[Data records]
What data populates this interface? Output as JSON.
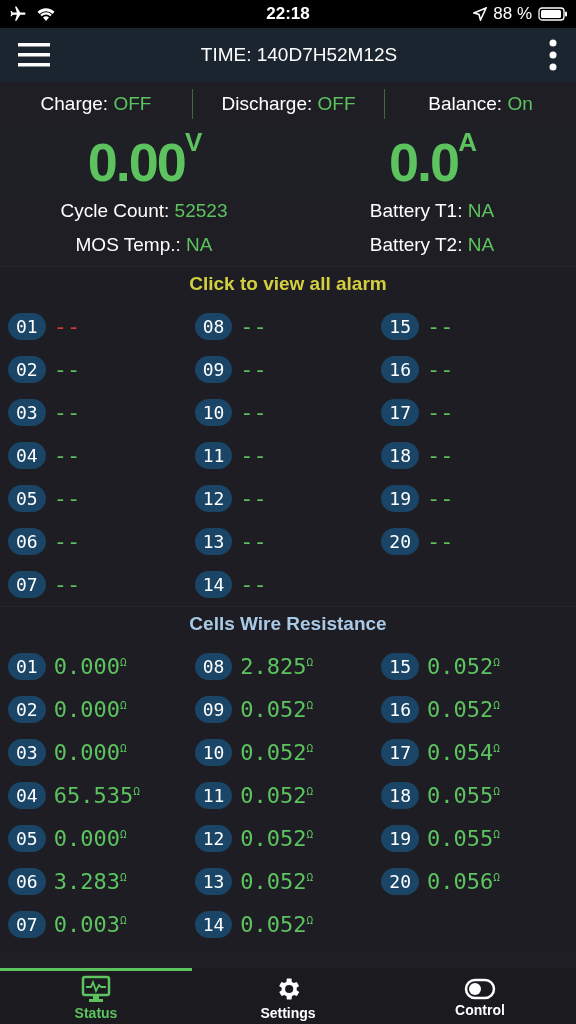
{
  "status_bar": {
    "time": "22:18",
    "battery_text": "88 %"
  },
  "header": {
    "title": "TIME: 140D7H52M12S"
  },
  "switches": [
    {
      "label": "Charge:",
      "value": "OFF"
    },
    {
      "label": "Discharge:",
      "value": "OFF"
    },
    {
      "label": "Balance:",
      "value": "On"
    }
  ],
  "readings": [
    {
      "value": "0.00",
      "unit": "V"
    },
    {
      "value": "0.0",
      "unit": "A"
    }
  ],
  "info": [
    {
      "label": "Cycle Count:",
      "value": "52523"
    },
    {
      "label": "Battery T1:",
      "value": "NA"
    },
    {
      "label": "MOS Temp.:",
      "value": "NA"
    },
    {
      "label": "Battery T2:",
      "value": "NA"
    }
  ],
  "alarms": {
    "title": "Click to view all alarm",
    "items": [
      {
        "index": "01",
        "value": "--",
        "active": true
      },
      {
        "index": "02",
        "value": "--",
        "active": false
      },
      {
        "index": "03",
        "value": "--",
        "active": false
      },
      {
        "index": "04",
        "value": "--",
        "active": false
      },
      {
        "index": "05",
        "value": "--",
        "active": false
      },
      {
        "index": "06",
        "value": "--",
        "active": false
      },
      {
        "index": "07",
        "value": "--",
        "active": false
      },
      {
        "index": "08",
        "value": "--",
        "active": false
      },
      {
        "index": "09",
        "value": "--",
        "active": false
      },
      {
        "index": "10",
        "value": "--",
        "active": false
      },
      {
        "index": "11",
        "value": "--",
        "active": false
      },
      {
        "index": "12",
        "value": "--",
        "active": false
      },
      {
        "index": "13",
        "value": "--",
        "active": false
      },
      {
        "index": "14",
        "value": "--",
        "active": false
      },
      {
        "index": "15",
        "value": "--",
        "active": false
      },
      {
        "index": "16",
        "value": "--",
        "active": false
      },
      {
        "index": "17",
        "value": "--",
        "active": false
      },
      {
        "index": "18",
        "value": "--",
        "active": false
      },
      {
        "index": "19",
        "value": "--",
        "active": false
      },
      {
        "index": "20",
        "value": "--",
        "active": false
      }
    ]
  },
  "resistance": {
    "title": "Cells Wire Resistance",
    "items": [
      {
        "index": "01",
        "value": "0.000",
        "unit": "Ω"
      },
      {
        "index": "02",
        "value": "0.000",
        "unit": "Ω"
      },
      {
        "index": "03",
        "value": "0.000",
        "unit": "Ω"
      },
      {
        "index": "04",
        "value": "65.535",
        "unit": "Ω"
      },
      {
        "index": "05",
        "value": "0.000",
        "unit": "Ω"
      },
      {
        "index": "06",
        "value": "3.283",
        "unit": "Ω"
      },
      {
        "index": "07",
        "value": "0.003",
        "unit": "Ω"
      },
      {
        "index": "08",
        "value": "2.825",
        "unit": "Ω"
      },
      {
        "index": "09",
        "value": "0.052",
        "unit": "Ω"
      },
      {
        "index": "10",
        "value": "0.052",
        "unit": "Ω"
      },
      {
        "index": "11",
        "value": "0.052",
        "unit": "Ω"
      },
      {
        "index": "12",
        "value": "0.052",
        "unit": "Ω"
      },
      {
        "index": "13",
        "value": "0.052",
        "unit": "Ω"
      },
      {
        "index": "14",
        "value": "0.052",
        "unit": "Ω"
      },
      {
        "index": "15",
        "value": "0.052",
        "unit": "Ω"
      },
      {
        "index": "16",
        "value": "0.052",
        "unit": "Ω"
      },
      {
        "index": "17",
        "value": "0.054",
        "unit": "Ω"
      },
      {
        "index": "18",
        "value": "0.055",
        "unit": "Ω"
      },
      {
        "index": "19",
        "value": "0.055",
        "unit": "Ω"
      },
      {
        "index": "20",
        "value": "0.056",
        "unit": "Ω"
      }
    ]
  },
  "tabs": [
    {
      "kind": "status",
      "label": "Status",
      "selected": true
    },
    {
      "kind": "settings",
      "label": "Settings",
      "selected": false
    },
    {
      "kind": "control",
      "label": "Control",
      "selected": false
    }
  ]
}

**WHAT IS ASKED**
Quote the entries above word for word. Leave the images out.

**RESULT OF THE TASK**
What data populates this interface? Output as JSON.
{
  "status_bar": {
    "time": "22:18",
    "battery_text": "88 %"
  },
  "header": {
    "title": "TIME: 140D7H52M12S"
  },
  "switches": [
    {
      "label": "Charge:",
      "value": "OFF"
    },
    {
      "label": "Discharge:",
      "value": "OFF"
    },
    {
      "label": "Balance:",
      "value": "On"
    }
  ],
  "readings": [
    {
      "value": "0.00",
      "unit": "V"
    },
    {
      "value": "0.0",
      "unit": "A"
    }
  ],
  "info": [
    {
      "label": "Cycle Count:",
      "value": "52523"
    },
    {
      "label": "Battery T1:",
      "value": "NA"
    },
    {
      "label": "MOS Temp.:",
      "value": "NA"
    },
    {
      "label": "Battery T2:",
      "value": "NA"
    }
  ],
  "alarms": {
    "title": "Click to view all alarm",
    "items": [
      {
        "index": "01",
        "value": "--",
        "active": true
      },
      {
        "index": "02",
        "value": "--",
        "active": false
      },
      {
        "index": "03",
        "value": "--",
        "active": false
      },
      {
        "index": "04",
        "value": "--",
        "active": false
      },
      {
        "index": "05",
        "value": "--",
        "active": false
      },
      {
        "index": "06",
        "value": "--",
        "active": false
      },
      {
        "index": "07",
        "value": "--",
        "active": false
      },
      {
        "index": "08",
        "value": "--",
        "active": false
      },
      {
        "index": "09",
        "value": "--",
        "active": false
      },
      {
        "index": "10",
        "value": "--",
        "active": false
      },
      {
        "index": "11",
        "value": "--",
        "active": false
      },
      {
        "index": "12",
        "value": "--",
        "active": false
      },
      {
        "index": "13",
        "value": "--",
        "active": false
      },
      {
        "index": "14",
        "value": "--",
        "active": false
      },
      {
        "index": "15",
        "value": "--",
        "active": false
      },
      {
        "index": "16",
        "value": "--",
        "active": false
      },
      {
        "index": "17",
        "value": "--",
        "active": false
      },
      {
        "index": "18",
        "value": "--",
        "active": false
      },
      {
        "index": "19",
        "value": "--",
        "active": false
      },
      {
        "index": "20",
        "value": "--",
        "active": false
      }
    ]
  },
  "resistance": {
    "title": "Cells Wire Resistance",
    "items": [
      {
        "index": "01",
        "value": "0.000",
        "unit": "Ω"
      },
      {
        "index": "02",
        "value": "0.000",
        "unit": "Ω"
      },
      {
        "index": "03",
        "value": "0.000",
        "unit": "Ω"
      },
      {
        "index": "04",
        "value": "65.535",
        "unit": "Ω"
      },
      {
        "index": "05",
        "value": "0.000",
        "unit": "Ω"
      },
      {
        "index": "06",
        "value": "3.283",
        "unit": "Ω"
      },
      {
        "index": "07",
        "value": "0.003",
        "unit": "Ω"
      },
      {
        "index": "08",
        "value": "2.825",
        "unit": "Ω"
      },
      {
        "index": "09",
        "value": "0.052",
        "unit": "Ω"
      },
      {
        "index": "10",
        "value": "0.052",
        "unit": "Ω"
      },
      {
        "index": "11",
        "value": "0.052",
        "unit": "Ω"
      },
      {
        "index": "12",
        "value": "0.052",
        "unit": "Ω"
      },
      {
        "index": "13",
        "value": "0.052",
        "unit": "Ω"
      },
      {
        "index": "14",
        "value": "0.052",
        "unit": "Ω"
      },
      {
        "index": "15",
        "value": "0.052",
        "unit": "Ω"
      },
      {
        "index": "16",
        "value": "0.052",
        "unit": "Ω"
      },
      {
        "index": "17",
        "value": "0.054",
        "unit": "Ω"
      },
      {
        "index": "18",
        "value": "0.055",
        "unit": "Ω"
      },
      {
        "index": "19",
        "value": "0.055",
        "unit": "Ω"
      },
      {
        "index": "20",
        "value": "0.056",
        "unit": "Ω"
      }
    ]
  },
  "tabs": [
    {
      "kind": "status",
      "label": "Status",
      "selected": true
    },
    {
      "kind": "settings",
      "label": "Settings",
      "selected": false
    },
    {
      "kind": "control",
      "label": "Control",
      "selected": false
    }
  ]
}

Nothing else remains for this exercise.